Requirement - Copy out all of the rows below character for character, omitting the picture.

Material shown -
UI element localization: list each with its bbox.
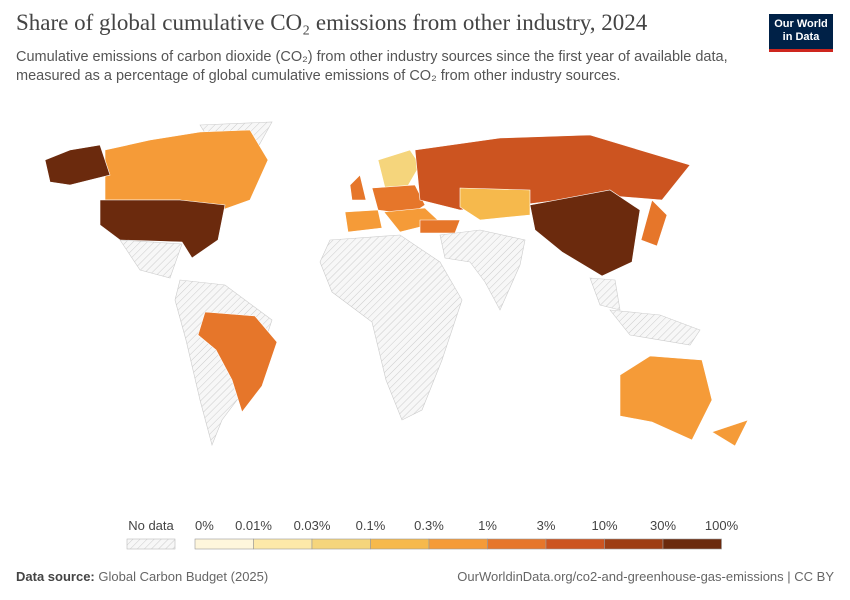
legend-no-data-label: No data: [128, 518, 174, 533]
country[interactable]: [419, 219, 461, 234]
legend-label: 10%: [591, 518, 617, 533]
source: Global Carbon Budget (2025): [98, 569, 269, 584]
country[interactable]: [319, 234, 463, 421]
logo-text[interactable]: Our World: [774, 18, 828, 30]
legend-swatch: [545, 538, 605, 550]
country[interactable]: [197, 311, 278, 413]
legend-swatch: [487, 538, 547, 550]
legend-swatch: [194, 538, 254, 550]
legend-label: 100%: [705, 518, 739, 533]
country[interactable]: [619, 355, 713, 441]
legend-swatch: [604, 538, 664, 550]
country[interactable]: [589, 277, 621, 311]
legend-label: 0%: [195, 518, 214, 533]
legend-swatch: [253, 538, 313, 550]
country[interactable]: [609, 309, 701, 346]
country[interactable]: [529, 189, 641, 277]
country[interactable]: [119, 239, 183, 279]
legend-label: 0.03%: [294, 518, 331, 533]
footer-source: Data source: Global Carbon Budget (2025): [16, 569, 268, 584]
legend: No data 0% 0.01% 0.03% 0.1% 0.3% 1% 3% 10% 30% 100…: [126, 518, 739, 550]
legend-label: 0.3%: [414, 518, 444, 533]
country[interactable]: [44, 144, 111, 186]
legend-label: 0.01%: [235, 518, 272, 533]
legend-swatch: [662, 538, 722, 550]
legend-swatch: [311, 538, 371, 550]
country[interactable]: [459, 187, 531, 221]
country[interactable]: [99, 199, 226, 259]
legend-swatch: [428, 538, 488, 550]
country[interactable]: [711, 419, 749, 447]
subtitle: Cumulative emissions of carbon dioxide (…: [16, 49, 728, 84]
legend-no-data-swatch: [126, 538, 176, 550]
country[interactable]: [349, 174, 367, 201]
legend-swatch: [370, 538, 430, 550]
source-label: Data source:: [16, 569, 95, 584]
logo[interactable]: Our World in Data: [769, 14, 833, 52]
country[interactable]: [344, 209, 383, 233]
country[interactable]: [104, 129, 269, 211]
footer-url[interactable]: OurWorldinData.org/co2-and-greenhouse-ga…: [457, 569, 834, 584]
legend-label: 0.1%: [356, 518, 386, 533]
legend-label: 3%: [537, 518, 556, 533]
legend-label: 1%: [478, 518, 497, 533]
country[interactable]: [377, 149, 421, 197]
country[interactable]: [640, 199, 668, 247]
legend-label: 30%: [650, 518, 676, 533]
logo-text[interactable]: in Data: [782, 31, 820, 43]
country[interactable]: [414, 134, 691, 211]
title: Share of global cumulative CO₂ emissions…: [16, 10, 648, 35]
country[interactable]: [439, 229, 526, 311]
countries: [44, 121, 749, 447]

Correct output -
UI element localization: list each with its bbox.
legend-no-data-label: No data: [128, 518, 174, 533]
country[interactable]: [419, 219, 461, 234]
legend-label: 10%: [591, 518, 617, 533]
source: Global Carbon Budget (2025): [98, 569, 269, 584]
country[interactable]: [319, 234, 463, 421]
logo-text[interactable]: Our World: [774, 18, 828, 30]
legend-swatch: [545, 538, 605, 550]
country[interactable]: [197, 311, 278, 413]
legend-swatch: [487, 538, 547, 550]
legend-swatch: [194, 538, 254, 550]
legend-label: 100%: [705, 518, 739, 533]
country[interactable]: [619, 355, 713, 441]
legend-swatch: [604, 538, 664, 550]
country[interactable]: [589, 277, 621, 311]
legend-label: 0%: [195, 518, 214, 533]
legend-swatch: [253, 538, 313, 550]
country[interactable]: [609, 309, 701, 346]
country[interactable]: [529, 189, 641, 277]
country[interactable]: [119, 239, 183, 279]
legend-label: 0.03%: [294, 518, 331, 533]
footer-source: Data source: Global Carbon Budget (2025): [16, 569, 268, 584]
legend: No data 0% 0.01% 0.03% 0.1% 0.3% 1% 3% 10% 30% 100…: [126, 518, 739, 550]
legend-label: 0.3%: [414, 518, 444, 533]
country[interactable]: [44, 144, 111, 186]
legend-label: 0.01%: [235, 518, 272, 533]
legend-swatch: [662, 538, 722, 550]
legend-swatch: [311, 538, 371, 550]
country[interactable]: [459, 187, 531, 221]
country[interactable]: [99, 199, 226, 259]
legend-swatch: [428, 538, 488, 550]
country[interactable]: [711, 419, 749, 447]
subtitle: Cumulative emissions of carbon dioxide (…: [16, 49, 728, 84]
legend-no-data-swatch: [126, 538, 176, 550]
country[interactable]: [349, 174, 367, 201]
legend-swatch: [370, 538, 430, 550]
source-label: Data source:: [16, 569, 95, 584]
logo[interactable]: Our World in Data: [769, 14, 833, 52]
country[interactable]: [344, 209, 383, 233]
country[interactable]: [104, 129, 269, 211]
footer-url[interactable]: OurWorldinData.org/co2-and-greenhouse-ga…: [457, 569, 834, 584]
legend-label: 0.1%: [356, 518, 386, 533]
legend-label: 3%: [537, 518, 556, 533]
legend-label: 1%: [478, 518, 497, 533]
country[interactable]: [377, 149, 421, 197]
country[interactable]: [640, 199, 668, 247]
legend-label: 30%: [650, 518, 676, 533]
logo-text[interactable]: in Data: [782, 31, 820, 43]
country[interactable]: [414, 134, 691, 211]
title: Share of global cumulative CO₂ emissions…: [16, 10, 648, 35]
country[interactable]: [439, 229, 526, 311]
countries: [44, 121, 749, 447]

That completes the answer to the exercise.